**INPUT MATERIAL:**
• • • • • • •

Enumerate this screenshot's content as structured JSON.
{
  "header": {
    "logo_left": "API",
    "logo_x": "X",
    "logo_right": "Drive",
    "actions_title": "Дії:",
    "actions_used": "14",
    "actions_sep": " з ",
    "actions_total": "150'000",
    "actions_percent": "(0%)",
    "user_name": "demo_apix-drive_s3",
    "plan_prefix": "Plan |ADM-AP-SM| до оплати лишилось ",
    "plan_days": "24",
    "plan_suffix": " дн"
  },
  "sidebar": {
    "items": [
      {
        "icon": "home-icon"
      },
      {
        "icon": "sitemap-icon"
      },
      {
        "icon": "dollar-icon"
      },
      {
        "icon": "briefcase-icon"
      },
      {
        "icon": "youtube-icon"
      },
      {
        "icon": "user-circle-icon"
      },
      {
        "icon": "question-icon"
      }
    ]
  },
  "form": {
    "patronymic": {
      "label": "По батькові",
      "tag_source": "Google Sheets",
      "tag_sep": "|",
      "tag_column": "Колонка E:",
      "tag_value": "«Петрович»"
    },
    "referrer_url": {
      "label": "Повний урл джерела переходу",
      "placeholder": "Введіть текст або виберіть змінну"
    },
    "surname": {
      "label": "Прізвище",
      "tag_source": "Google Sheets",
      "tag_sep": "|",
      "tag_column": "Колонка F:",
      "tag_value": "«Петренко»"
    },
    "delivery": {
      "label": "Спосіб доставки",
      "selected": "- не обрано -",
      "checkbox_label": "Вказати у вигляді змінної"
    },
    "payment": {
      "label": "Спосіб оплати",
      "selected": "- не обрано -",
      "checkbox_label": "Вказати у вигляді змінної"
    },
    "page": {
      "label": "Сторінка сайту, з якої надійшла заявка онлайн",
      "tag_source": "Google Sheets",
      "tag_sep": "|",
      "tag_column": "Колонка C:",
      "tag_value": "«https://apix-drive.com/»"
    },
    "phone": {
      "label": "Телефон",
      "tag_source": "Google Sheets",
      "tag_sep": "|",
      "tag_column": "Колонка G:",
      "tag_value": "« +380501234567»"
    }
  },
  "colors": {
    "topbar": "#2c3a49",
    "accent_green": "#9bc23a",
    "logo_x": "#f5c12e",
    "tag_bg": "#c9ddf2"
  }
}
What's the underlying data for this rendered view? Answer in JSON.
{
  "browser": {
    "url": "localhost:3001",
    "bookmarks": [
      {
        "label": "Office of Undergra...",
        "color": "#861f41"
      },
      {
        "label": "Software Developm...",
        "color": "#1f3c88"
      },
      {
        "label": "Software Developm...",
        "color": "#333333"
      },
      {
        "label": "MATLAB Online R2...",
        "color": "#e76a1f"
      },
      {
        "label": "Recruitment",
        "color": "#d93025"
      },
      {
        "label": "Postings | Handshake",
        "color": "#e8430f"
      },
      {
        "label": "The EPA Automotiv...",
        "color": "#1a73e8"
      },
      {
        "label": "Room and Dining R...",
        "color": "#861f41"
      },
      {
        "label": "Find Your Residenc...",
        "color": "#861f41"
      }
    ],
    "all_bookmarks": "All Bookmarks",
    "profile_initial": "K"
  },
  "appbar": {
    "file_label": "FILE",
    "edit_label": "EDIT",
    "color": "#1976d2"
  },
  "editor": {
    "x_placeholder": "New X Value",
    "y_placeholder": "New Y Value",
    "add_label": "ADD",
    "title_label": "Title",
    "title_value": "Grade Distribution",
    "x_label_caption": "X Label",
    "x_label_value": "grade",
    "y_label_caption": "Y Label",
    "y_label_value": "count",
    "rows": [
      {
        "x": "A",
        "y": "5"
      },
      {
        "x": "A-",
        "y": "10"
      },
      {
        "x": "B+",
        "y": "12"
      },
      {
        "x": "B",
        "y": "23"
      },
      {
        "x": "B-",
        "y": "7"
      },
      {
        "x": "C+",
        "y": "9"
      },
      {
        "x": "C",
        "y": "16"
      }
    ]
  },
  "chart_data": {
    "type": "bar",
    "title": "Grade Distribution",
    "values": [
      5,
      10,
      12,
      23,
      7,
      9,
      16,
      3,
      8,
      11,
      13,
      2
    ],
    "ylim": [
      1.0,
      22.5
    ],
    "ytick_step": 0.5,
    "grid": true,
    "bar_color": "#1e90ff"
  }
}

• • • • • • •

**BRIEF:** Report all lines of the data above that include the string "JSON".

**ANSWER TO THIS EXERCISE:**
Enumerate this screenshot's content as structured JSON.
What's the underlying data for this rendered view? Answer in JSON.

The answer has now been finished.